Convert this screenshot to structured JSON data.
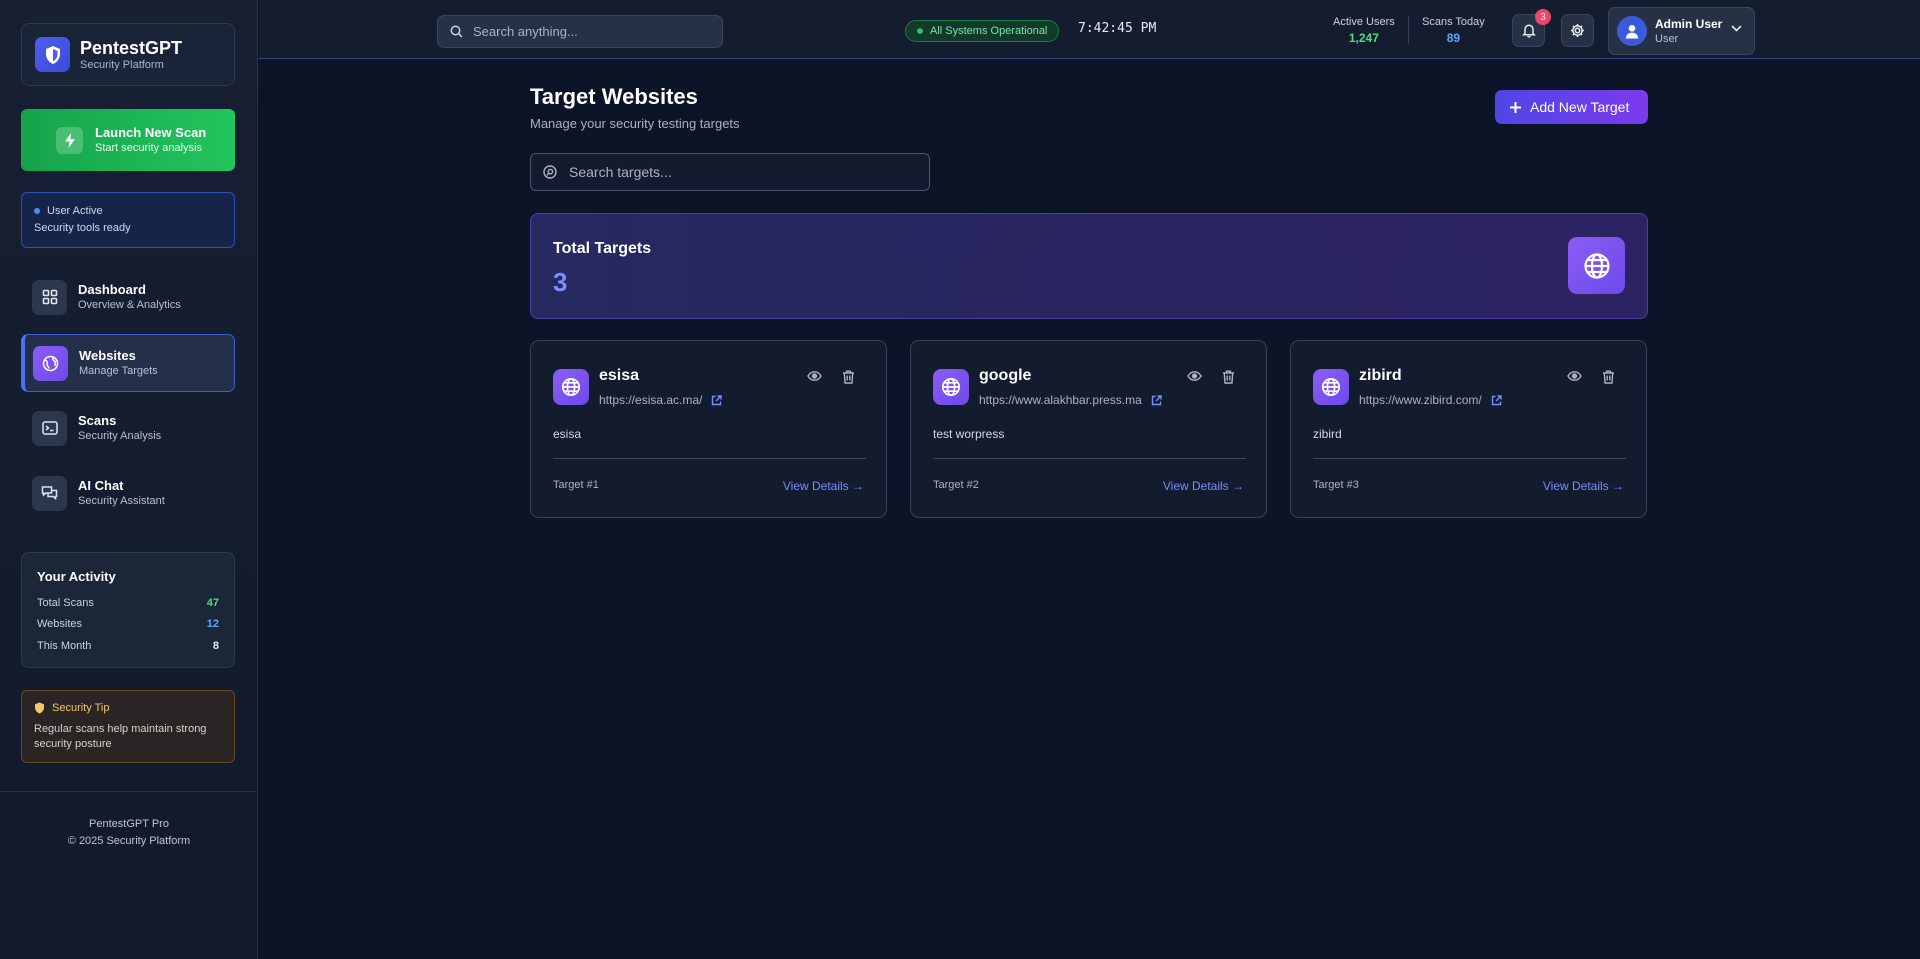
{
  "brand": {
    "title": "PentestGPT",
    "subtitle": "Security Platform"
  },
  "launch": {
    "title": "Launch New Scan",
    "subtitle": "Start security analysis"
  },
  "user_status": {
    "title": "User Active",
    "subtitle": "Security tools ready"
  },
  "nav": [
    {
      "title": "Dashboard",
      "subtitle": "Overview & Analytics",
      "icon": "grid-icon",
      "active": false
    },
    {
      "title": "Websites",
      "subtitle": "Manage Targets",
      "icon": "globe-icon",
      "active": true
    },
    {
      "title": "Scans",
      "subtitle": "Security Analysis",
      "icon": "terminal-icon",
      "active": false
    },
    {
      "title": "AI Chat",
      "subtitle": "Security Assistant",
      "icon": "chat-icon",
      "active": false
    }
  ],
  "activity": {
    "title": "Your Activity",
    "rows": [
      {
        "label": "Total Scans",
        "value": "47",
        "color": "#4ade80"
      },
      {
        "label": "Websites",
        "value": "12",
        "color": "#60a5fa"
      },
      {
        "label": "This Month",
        "value": "8",
        "color": "#e5e9f2"
      }
    ]
  },
  "tip": {
    "title": "Security Tip",
    "text": "Regular scans help maintain strong security posture"
  },
  "footer": {
    "line1": "PentestGPT Pro",
    "line2": "© 2025 Security Platform"
  },
  "header": {
    "search_placeholder": "Search anything...",
    "status": "All Systems Operational",
    "clock": "7:42:45 PM",
    "active_users_label": "Active Users",
    "active_users_value": "1,247",
    "scans_today_label": "Scans Today",
    "scans_today_value": "89",
    "notifications": "3",
    "user_name": "Admin User",
    "user_role": "User"
  },
  "page": {
    "title": "Target Websites",
    "subtitle": "Manage your security testing targets",
    "add_button": "Add New Target",
    "search_placeholder": "Search targets...",
    "total_label": "Total Targets",
    "total_value": "3"
  },
  "targets": [
    {
      "name": "esisa",
      "url": "https://esisa.ac.ma/",
      "description": "esisa",
      "number": "Target #1",
      "link": "View Details →"
    },
    {
      "name": "google",
      "url": "https://www.alakhbar.press.ma",
      "description": "test worpress",
      "number": "Target #2",
      "link": "View Details →"
    },
    {
      "name": "zibird",
      "url": "https://www.zibird.com/",
      "description": "zibird",
      "number": "Target #3",
      "link": "View Details →"
    }
  ],
  "colors": {
    "accent": "#4f46e5",
    "success": "#22c55e",
    "purple": "#8b5cf6",
    "badge": "#ef4468"
  }
}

__________

WORK TO COMPLETE. Write the material out again exactly as it appears, dropping the pictures.

TASK RESULT.
Convert this screenshot to structured JSON data.
{
  "brand": {
    "title": "PentestGPT",
    "subtitle": "Security Platform"
  },
  "launch": {
    "title": "Launch New Scan",
    "subtitle": "Start security analysis"
  },
  "user_status": {
    "title": "User Active",
    "subtitle": "Security tools ready"
  },
  "nav": [
    {
      "title": "Dashboard",
      "subtitle": "Overview & Analytics",
      "icon": "grid-icon",
      "active": false
    },
    {
      "title": "Websites",
      "subtitle": "Manage Targets",
      "icon": "globe-icon",
      "active": true
    },
    {
      "title": "Scans",
      "subtitle": "Security Analysis",
      "icon": "terminal-icon",
      "active": false
    },
    {
      "title": "AI Chat",
      "subtitle": "Security Assistant",
      "icon": "chat-icon",
      "active": false
    }
  ],
  "activity": {
    "title": "Your Activity",
    "rows": [
      {
        "label": "Total Scans",
        "value": "47",
        "color": "#4ade80"
      },
      {
        "label": "Websites",
        "value": "12",
        "color": "#60a5fa"
      },
      {
        "label": "This Month",
        "value": "8",
        "color": "#e5e9f2"
      }
    ]
  },
  "tip": {
    "title": "Security Tip",
    "text": "Regular scans help maintain strong security posture"
  },
  "footer": {
    "line1": "PentestGPT Pro",
    "line2": "© 2025 Security Platform"
  },
  "header": {
    "search_placeholder": "Search anything...",
    "status": "All Systems Operational",
    "clock": "7:42:45 PM",
    "active_users_label": "Active Users",
    "active_users_value": "1,247",
    "scans_today_label": "Scans Today",
    "scans_today_value": "89",
    "notifications": "3",
    "user_name": "Admin User",
    "user_role": "User"
  },
  "page": {
    "title": "Target Websites",
    "subtitle": "Manage your security testing targets",
    "add_button": "Add New Target",
    "search_placeholder": "Search targets...",
    "total_label": "Total Targets",
    "total_value": "3"
  },
  "targets": [
    {
      "name": "esisa",
      "url": "https://esisa.ac.ma/",
      "description": "esisa",
      "number": "Target #1",
      "link": "View Details →"
    },
    {
      "name": "google",
      "url": "https://www.alakhbar.press.ma",
      "description": "test worpress",
      "number": "Target #2",
      "link": "View Details →"
    },
    {
      "name": "zibird",
      "url": "https://www.zibird.com/",
      "description": "zibird",
      "number": "Target #3",
      "link": "View Details →"
    }
  ],
  "colors": {
    "accent": "#4f46e5",
    "success": "#22c55e",
    "purple": "#8b5cf6",
    "badge": "#ef4468"
  }
}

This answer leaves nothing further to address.